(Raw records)
────────────────────

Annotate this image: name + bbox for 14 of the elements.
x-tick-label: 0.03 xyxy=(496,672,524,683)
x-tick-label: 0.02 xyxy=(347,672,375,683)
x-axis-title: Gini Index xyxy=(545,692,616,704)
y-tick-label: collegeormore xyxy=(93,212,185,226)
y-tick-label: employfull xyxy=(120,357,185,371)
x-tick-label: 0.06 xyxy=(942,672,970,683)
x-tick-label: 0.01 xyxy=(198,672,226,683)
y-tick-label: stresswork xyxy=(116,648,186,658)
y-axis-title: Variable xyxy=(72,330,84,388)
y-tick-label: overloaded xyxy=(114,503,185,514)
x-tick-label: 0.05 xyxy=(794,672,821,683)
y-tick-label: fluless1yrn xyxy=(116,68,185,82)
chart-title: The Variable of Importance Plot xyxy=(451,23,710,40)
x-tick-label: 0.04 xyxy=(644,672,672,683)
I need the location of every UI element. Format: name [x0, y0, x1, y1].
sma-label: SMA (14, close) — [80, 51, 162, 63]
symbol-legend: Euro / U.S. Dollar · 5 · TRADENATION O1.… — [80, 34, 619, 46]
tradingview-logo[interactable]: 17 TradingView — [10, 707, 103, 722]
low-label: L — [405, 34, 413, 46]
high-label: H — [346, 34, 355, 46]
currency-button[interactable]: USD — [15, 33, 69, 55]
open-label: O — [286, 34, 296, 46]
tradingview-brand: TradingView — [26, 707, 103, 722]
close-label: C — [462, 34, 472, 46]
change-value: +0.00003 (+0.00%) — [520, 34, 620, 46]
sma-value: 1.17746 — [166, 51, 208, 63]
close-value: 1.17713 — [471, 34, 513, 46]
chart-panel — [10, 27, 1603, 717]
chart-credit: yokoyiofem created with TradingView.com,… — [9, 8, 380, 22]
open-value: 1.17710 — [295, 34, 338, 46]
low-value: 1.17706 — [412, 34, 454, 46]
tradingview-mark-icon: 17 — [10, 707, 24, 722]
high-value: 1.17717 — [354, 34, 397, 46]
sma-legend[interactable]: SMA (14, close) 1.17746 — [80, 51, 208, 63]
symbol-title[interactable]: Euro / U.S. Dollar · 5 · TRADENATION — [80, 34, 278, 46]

────────────────────

**EXERCISE:** Count the lines of the records above that contain the string "name", treating uppercase and lowercase letters as distinct, and give only the number.

**FINISHED ANSWER:** 2